**Directions for this task**
Return the records, each one exactly as written.

**Stored rows**
>> Begin

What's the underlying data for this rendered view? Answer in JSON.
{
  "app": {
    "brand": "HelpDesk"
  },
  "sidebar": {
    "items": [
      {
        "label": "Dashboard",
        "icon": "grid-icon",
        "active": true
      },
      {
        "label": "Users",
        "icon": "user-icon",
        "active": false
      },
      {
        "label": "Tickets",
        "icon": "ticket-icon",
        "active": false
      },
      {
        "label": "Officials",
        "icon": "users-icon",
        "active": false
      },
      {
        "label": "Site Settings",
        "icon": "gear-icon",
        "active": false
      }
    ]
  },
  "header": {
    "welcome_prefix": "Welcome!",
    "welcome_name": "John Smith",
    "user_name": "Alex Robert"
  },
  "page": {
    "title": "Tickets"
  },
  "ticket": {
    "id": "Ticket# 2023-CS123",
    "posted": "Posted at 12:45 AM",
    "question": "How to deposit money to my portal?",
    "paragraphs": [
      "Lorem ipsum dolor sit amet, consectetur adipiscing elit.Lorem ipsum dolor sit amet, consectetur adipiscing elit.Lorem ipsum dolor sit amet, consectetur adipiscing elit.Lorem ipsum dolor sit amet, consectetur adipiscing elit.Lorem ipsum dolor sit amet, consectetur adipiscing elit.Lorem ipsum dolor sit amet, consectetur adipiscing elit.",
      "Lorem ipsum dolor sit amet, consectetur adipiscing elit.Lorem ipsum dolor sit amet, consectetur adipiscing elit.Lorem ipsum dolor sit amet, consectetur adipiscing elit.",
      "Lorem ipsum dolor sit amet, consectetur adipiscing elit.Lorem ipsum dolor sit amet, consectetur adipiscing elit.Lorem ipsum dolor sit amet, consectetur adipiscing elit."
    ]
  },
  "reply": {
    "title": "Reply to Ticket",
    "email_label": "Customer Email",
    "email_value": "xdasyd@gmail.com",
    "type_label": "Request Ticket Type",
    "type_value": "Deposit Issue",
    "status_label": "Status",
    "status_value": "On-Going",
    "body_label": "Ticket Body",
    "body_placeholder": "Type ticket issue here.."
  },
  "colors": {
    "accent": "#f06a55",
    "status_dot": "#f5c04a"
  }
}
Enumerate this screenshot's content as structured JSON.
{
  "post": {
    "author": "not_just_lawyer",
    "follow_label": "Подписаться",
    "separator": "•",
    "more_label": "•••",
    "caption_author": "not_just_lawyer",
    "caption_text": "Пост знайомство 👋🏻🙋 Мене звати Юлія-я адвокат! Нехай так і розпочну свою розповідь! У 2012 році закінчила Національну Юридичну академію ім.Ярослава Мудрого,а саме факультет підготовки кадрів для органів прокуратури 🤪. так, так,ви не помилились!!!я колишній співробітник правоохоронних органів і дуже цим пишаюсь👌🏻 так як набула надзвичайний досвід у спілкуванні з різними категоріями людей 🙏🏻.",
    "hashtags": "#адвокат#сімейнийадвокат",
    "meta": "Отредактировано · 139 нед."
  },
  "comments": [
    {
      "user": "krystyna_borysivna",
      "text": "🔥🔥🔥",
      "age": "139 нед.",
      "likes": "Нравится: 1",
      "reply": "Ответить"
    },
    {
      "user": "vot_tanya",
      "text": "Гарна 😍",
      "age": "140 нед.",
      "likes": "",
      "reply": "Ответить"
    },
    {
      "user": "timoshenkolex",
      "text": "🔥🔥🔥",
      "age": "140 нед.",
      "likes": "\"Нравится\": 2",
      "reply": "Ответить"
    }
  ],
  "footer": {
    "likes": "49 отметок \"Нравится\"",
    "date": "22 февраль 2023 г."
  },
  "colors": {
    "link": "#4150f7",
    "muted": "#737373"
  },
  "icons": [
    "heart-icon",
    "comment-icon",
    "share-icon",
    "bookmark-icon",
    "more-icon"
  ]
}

>> End

**Exercise result**
What's the underlying data for this rendered view? Answer in JSON.
{
  "app": {
    "brand": "HelpDesk"
  },
  "sidebar": {
    "items": [
      {
        "label": "Dashboard",
        "icon": "grid-icon",
        "active": true
      },
      {
        "label": "Users",
        "icon": "user-icon",
        "active": false
      },
      {
        "label": "Tickets",
        "icon": "ticket-icon",
        "active": false
      },
      {
        "label": "Officials",
        "icon": "users-icon",
        "active": false
      },
      {
        "label": "Site Settings",
        "icon": "gear-icon",
        "active": false
      }
    ]
  },
  "header": {
    "welcome_prefix": "Welcome!",
    "welcome_name": "John Smith",
    "user_name": "Alex Robert"
  },
  "page": {
    "title": "Tickets"
  },
  "ticket": {
    "id": "Ticket# 2023-CS123",
    "posted": "Posted at 12:45 AM",
    "question": "How to deposit money to my portal?",
    "paragraphs": [
      "Lorem ipsum dolor sit amet, consectetur adipiscing elit.Lorem ipsum dolor sit amet, consectetur adipiscing elit.Lorem ipsum dolor sit amet, consectetur adipiscing elit.Lorem ipsum dolor sit amet, consectetur adipiscing elit.Lorem ipsum dolor sit amet, consectetur adipiscing elit.Lorem ipsum dolor sit amet, consectetur adipiscing elit.",
      "Lorem ipsum dolor sit amet, consectetur adipiscing elit.Lorem ipsum dolor sit amet, consectetur adipiscing elit.Lorem ipsum dolor sit amet, consectetur adipiscing elit.",
      "Lorem ipsum dolor sit amet, consectetur adipiscing elit.Lorem ipsum dolor sit amet, consectetur adipiscing elit.Lorem ipsum dolor sit amet, consectetur adipiscing elit."
    ]
  },
  "reply": {
    "title": "Reply to Ticket",
    "email_label": "Customer Email",
    "email_value": "xdasyd@gmail.com",
    "type_label": "Request Ticket Type",
    "type_value": "Deposit Issue",
    "status_label": "Status",
    "status_value": "On-Going",
    "body_label": "Ticket Body",
    "body_placeholder": "Type ticket issue here.."
  },
  "colors": {
    "accent": "#f06a55",
    "status_dot": "#f5c04a"
  }
}
Enumerate this screenshot's content as structured JSON.
{
  "post": {
    "author": "not_just_lawyer",
    "follow_label": "Подписаться",
    "separator": "•",
    "more_label": "•••",
    "caption_author": "not_just_lawyer",
    "caption_text": "Пост знайомство 👋🏻🙋 Мене звати Юлія-я адвокат! Нехай так і розпочну свою розповідь! У 2012 році закінчила Національну Юридичну академію ім.Ярослава Мудрого,а саме факультет підготовки кадрів для органів прокуратури 🤪. так, так,ви не помилились!!!я колишній співробітник правоохоронних органів і дуже цим пишаюсь👌🏻 так як набула надзвичайний досвід у спілкуванні з різними категоріями людей 🙏🏻.",
    "hashtags": "#адвокат#сімейнийадвокат",
    "meta": "Отредактировано · 139 нед."
  },
  "comments": [
    {
      "user": "krystyna_borysivna",
      "text": "🔥🔥🔥",
      "age": "139 нед.",
      "likes": "Нравится: 1",
      "reply": "Ответить"
    },
    {
      "user": "vot_tanya",
      "text": "Гарна 😍",
      "age": "140 нед.",
      "likes": "",
      "reply": "Ответить"
    },
    {
      "user": "timoshenkolex",
      "text": "🔥🔥🔥",
      "age": "140 нед.",
      "likes": "\"Нравится\": 2",
      "reply": "Ответить"
    }
  ],
  "footer": {
    "likes": "49 отметок \"Нравится\"",
    "date": "22 февраль 2023 г."
  },
  "colors": {
    "link": "#4150f7",
    "muted": "#737373"
  },
  "icons": [
    "heart-icon",
    "comment-icon",
    "share-icon",
    "bookmark-icon",
    "more-icon"
  ]
}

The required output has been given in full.